◆ Work instructions: Please rewrite the data starting at its first line and ending at the line containing "Circle shape (372, 233, 378, 237)", changing every "Ellipse shape" to "Oval shape" and leaving everything else unchanged.

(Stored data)
---*---

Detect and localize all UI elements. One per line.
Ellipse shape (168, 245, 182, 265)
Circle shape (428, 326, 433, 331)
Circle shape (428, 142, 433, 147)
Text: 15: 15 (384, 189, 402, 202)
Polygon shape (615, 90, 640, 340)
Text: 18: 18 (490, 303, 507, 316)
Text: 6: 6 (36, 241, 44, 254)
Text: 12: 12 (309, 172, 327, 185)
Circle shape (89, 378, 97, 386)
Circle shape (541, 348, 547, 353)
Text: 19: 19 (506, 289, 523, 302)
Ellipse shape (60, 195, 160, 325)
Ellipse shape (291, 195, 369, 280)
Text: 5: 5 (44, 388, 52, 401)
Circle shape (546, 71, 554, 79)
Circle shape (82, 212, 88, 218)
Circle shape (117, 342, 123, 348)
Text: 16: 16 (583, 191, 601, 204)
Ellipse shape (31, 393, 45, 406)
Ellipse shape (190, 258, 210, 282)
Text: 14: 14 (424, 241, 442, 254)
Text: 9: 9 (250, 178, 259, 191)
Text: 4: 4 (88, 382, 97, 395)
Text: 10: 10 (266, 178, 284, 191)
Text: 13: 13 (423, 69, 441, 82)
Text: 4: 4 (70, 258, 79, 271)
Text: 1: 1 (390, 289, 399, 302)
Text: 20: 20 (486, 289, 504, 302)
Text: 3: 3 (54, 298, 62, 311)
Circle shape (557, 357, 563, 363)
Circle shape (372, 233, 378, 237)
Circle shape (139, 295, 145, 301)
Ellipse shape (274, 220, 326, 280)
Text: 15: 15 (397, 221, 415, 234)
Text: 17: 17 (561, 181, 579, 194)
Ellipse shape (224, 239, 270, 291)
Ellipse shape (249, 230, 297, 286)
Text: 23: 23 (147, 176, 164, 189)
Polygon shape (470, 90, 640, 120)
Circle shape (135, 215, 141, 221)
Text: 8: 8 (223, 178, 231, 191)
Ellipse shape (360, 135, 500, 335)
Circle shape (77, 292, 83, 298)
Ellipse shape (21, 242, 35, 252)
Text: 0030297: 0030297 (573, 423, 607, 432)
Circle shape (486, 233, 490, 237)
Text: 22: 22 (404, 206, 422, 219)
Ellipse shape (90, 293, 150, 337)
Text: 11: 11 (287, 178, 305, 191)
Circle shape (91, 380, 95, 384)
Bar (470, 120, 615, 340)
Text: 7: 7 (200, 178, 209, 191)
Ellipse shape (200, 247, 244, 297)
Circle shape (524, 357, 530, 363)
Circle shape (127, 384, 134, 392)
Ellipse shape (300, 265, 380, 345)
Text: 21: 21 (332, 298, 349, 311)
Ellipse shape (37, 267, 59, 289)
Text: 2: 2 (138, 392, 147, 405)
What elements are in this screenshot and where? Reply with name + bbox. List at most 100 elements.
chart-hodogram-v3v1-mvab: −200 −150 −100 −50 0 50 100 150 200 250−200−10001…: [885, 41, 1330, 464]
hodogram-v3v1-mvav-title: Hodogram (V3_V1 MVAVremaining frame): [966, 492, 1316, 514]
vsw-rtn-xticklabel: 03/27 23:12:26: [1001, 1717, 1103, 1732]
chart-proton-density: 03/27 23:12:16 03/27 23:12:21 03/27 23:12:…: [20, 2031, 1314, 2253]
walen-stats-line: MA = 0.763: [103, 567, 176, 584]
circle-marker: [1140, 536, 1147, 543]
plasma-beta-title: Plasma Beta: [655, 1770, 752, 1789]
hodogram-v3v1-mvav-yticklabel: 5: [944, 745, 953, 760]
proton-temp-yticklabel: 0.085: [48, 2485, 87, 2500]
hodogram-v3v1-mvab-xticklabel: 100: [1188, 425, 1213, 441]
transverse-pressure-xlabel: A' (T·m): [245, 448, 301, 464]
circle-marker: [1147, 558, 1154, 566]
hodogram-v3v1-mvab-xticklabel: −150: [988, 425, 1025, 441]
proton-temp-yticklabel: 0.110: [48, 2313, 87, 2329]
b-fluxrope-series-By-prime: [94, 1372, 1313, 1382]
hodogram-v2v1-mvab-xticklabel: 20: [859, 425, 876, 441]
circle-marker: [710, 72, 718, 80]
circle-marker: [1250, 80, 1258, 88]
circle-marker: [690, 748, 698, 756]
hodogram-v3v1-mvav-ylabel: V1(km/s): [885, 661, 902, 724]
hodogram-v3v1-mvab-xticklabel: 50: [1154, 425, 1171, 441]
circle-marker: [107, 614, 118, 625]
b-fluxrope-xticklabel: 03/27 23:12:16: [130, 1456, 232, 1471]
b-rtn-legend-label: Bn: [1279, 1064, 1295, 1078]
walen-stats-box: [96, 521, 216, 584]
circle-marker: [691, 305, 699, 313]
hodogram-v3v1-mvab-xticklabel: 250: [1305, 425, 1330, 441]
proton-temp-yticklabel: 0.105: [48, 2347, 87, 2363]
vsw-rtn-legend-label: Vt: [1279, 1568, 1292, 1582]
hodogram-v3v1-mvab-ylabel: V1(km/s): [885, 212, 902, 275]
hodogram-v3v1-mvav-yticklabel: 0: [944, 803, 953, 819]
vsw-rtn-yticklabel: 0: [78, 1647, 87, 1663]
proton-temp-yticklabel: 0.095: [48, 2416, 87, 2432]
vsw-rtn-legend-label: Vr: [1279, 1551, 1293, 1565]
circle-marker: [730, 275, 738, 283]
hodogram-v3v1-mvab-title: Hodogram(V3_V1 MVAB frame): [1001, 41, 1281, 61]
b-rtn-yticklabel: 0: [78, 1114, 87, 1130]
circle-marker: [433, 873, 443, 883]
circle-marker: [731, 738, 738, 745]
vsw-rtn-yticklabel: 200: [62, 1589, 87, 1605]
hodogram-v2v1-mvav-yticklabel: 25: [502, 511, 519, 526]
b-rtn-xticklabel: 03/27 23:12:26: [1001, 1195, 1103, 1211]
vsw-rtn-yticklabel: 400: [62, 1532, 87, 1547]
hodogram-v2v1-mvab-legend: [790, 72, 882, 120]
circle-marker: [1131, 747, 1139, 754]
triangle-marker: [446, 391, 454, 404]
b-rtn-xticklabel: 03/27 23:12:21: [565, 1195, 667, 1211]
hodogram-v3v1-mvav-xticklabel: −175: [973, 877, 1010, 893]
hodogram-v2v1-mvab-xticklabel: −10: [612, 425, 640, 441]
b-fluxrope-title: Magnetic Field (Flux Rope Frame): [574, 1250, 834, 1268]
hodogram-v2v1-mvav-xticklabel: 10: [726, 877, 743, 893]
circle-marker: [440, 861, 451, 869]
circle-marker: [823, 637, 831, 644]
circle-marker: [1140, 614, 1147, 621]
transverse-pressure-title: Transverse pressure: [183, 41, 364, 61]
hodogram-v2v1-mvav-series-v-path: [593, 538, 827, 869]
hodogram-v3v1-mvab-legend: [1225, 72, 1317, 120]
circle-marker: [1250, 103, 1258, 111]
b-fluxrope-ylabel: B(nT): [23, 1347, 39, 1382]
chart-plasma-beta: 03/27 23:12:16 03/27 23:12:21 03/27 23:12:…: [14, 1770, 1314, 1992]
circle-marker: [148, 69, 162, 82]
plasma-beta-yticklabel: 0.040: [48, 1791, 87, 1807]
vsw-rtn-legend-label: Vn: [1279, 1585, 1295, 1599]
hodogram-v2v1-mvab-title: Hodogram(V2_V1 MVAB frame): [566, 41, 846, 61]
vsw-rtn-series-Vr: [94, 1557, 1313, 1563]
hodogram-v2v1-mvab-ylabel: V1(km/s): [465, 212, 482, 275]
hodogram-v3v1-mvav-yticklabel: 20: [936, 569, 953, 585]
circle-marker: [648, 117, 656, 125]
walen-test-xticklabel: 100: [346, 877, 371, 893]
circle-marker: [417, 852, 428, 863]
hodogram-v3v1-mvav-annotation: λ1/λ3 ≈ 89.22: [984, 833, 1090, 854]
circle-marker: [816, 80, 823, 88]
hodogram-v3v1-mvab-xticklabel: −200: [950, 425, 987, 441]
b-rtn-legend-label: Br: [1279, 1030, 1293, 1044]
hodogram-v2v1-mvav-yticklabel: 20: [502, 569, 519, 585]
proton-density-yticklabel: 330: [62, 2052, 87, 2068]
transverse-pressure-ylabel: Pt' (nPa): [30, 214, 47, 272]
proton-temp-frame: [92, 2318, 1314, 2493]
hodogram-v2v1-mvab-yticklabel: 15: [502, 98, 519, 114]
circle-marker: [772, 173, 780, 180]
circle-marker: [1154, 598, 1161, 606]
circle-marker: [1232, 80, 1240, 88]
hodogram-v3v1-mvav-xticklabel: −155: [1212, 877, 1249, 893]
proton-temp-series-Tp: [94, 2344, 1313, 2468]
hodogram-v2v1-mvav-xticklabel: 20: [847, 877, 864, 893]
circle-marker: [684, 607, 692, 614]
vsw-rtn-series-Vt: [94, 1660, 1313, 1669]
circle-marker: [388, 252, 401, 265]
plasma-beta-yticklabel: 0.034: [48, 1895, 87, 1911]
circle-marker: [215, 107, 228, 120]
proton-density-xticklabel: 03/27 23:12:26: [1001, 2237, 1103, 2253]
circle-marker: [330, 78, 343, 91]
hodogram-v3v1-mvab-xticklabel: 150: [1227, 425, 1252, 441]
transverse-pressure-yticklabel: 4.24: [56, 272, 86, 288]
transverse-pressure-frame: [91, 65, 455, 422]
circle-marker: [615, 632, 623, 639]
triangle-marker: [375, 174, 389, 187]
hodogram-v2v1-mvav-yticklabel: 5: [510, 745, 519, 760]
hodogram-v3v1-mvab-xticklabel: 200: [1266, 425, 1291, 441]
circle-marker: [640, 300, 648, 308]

---*---

◆ The response:
Detect and localize all UI elements. One per line.
Oval shape (168, 245, 182, 265)
Circle shape (428, 326, 433, 331)
Circle shape (428, 142, 433, 147)
Text: 15: 15 (384, 189, 402, 202)
Polygon shape (615, 90, 640, 340)
Text: 18: 18 (490, 303, 507, 316)
Text: 6: 6 (36, 241, 44, 254)
Text: 12: 12 (309, 172, 327, 185)
Circle shape (89, 378, 97, 386)
Circle shape (541, 348, 547, 353)
Text: 19: 19 (506, 289, 523, 302)
Oval shape (60, 195, 160, 325)
Oval shape (291, 195, 369, 280)
Text: 5: 5 (44, 388, 52, 401)
Circle shape (546, 71, 554, 79)
Circle shape (82, 212, 88, 218)
Circle shape (117, 342, 123, 348)
Text: 16: 16 (583, 191, 601, 204)
Oval shape (31, 393, 45, 406)
Oval shape (190, 258, 210, 282)
Text: 14: 14 (424, 241, 442, 254)
Text: 9: 9 (250, 178, 259, 191)
Text: 4: 4 (88, 382, 97, 395)
Text: 10: 10 (266, 178, 284, 191)
Text: 13: 13 (423, 69, 441, 82)
Text: 4: 4 (70, 258, 79, 271)
Text: 1: 1 (390, 289, 399, 302)
Text: 20: 20 (486, 289, 504, 302)
Text: 3: 3 (54, 298, 62, 311)
Circle shape (557, 357, 563, 363)
Circle shape (372, 233, 378, 237)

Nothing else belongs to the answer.